DATASET
════════════════
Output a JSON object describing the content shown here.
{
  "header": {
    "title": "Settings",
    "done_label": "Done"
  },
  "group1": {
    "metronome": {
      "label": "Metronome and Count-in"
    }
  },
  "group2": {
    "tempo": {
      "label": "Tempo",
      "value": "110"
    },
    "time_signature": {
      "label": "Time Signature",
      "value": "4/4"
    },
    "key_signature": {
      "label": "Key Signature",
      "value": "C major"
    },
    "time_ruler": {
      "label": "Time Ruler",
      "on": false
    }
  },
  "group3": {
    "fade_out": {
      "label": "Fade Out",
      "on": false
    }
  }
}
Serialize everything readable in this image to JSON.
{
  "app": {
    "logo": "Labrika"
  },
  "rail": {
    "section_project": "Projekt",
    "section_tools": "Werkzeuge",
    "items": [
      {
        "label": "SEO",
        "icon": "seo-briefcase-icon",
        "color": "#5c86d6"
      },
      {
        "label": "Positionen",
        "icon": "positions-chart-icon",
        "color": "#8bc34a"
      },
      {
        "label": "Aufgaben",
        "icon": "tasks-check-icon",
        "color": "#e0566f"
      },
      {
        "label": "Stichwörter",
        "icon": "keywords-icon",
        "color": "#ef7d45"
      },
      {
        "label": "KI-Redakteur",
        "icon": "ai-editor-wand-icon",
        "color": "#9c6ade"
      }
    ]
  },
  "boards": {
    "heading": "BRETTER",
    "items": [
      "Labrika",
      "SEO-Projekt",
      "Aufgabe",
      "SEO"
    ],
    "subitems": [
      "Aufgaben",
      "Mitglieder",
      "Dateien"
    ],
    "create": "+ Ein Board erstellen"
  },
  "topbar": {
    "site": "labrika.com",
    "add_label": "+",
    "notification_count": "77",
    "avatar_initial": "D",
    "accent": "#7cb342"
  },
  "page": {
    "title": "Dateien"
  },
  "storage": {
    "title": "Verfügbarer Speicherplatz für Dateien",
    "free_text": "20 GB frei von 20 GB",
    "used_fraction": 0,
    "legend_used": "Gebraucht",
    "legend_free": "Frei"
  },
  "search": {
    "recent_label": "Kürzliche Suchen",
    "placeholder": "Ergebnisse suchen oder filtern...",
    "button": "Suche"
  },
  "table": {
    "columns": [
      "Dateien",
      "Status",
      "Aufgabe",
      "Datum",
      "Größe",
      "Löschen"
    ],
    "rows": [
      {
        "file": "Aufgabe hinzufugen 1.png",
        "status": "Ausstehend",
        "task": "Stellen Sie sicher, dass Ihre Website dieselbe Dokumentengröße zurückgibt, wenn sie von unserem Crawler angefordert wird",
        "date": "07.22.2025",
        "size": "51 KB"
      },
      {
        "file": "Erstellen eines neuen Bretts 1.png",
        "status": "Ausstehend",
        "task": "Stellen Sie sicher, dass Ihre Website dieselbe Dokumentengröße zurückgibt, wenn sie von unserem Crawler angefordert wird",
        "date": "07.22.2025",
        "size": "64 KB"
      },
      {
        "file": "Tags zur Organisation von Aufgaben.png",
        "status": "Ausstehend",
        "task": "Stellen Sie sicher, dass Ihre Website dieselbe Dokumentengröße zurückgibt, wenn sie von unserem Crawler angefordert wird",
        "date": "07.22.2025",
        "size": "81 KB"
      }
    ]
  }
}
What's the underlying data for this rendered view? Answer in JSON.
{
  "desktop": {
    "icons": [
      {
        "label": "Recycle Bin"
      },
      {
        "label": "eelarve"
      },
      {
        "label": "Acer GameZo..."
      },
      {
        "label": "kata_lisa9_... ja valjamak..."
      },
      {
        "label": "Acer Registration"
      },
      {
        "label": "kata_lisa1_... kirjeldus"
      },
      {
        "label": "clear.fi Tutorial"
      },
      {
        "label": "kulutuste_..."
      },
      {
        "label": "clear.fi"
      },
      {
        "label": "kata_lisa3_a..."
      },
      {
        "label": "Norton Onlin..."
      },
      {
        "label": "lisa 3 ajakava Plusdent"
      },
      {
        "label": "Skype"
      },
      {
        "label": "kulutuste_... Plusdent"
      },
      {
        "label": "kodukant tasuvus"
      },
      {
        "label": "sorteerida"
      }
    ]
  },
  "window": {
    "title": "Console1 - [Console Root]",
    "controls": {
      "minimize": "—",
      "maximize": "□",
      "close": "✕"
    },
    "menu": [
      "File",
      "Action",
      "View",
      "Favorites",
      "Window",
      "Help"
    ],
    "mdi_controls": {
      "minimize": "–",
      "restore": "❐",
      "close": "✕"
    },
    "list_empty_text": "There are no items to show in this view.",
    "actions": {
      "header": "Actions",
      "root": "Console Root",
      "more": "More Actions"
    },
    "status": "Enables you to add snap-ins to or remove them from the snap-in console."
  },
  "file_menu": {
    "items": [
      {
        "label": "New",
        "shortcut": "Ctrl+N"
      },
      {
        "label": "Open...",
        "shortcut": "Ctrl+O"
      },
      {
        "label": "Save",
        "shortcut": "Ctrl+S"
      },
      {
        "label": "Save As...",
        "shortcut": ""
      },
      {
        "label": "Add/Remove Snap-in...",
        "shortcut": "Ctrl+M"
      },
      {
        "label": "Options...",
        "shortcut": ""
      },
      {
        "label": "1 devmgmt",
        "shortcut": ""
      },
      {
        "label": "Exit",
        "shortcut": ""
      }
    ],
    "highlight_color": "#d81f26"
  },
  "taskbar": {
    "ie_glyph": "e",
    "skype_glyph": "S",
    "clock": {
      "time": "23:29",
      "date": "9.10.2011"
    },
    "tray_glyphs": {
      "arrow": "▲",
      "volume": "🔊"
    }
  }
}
════════════════
INSTRUCTION
Select all lines in the listing above where the word "Root" appears, and show them.

REPLY
    "title": "Console1 - [Console Root]",
      "root": "Console Root",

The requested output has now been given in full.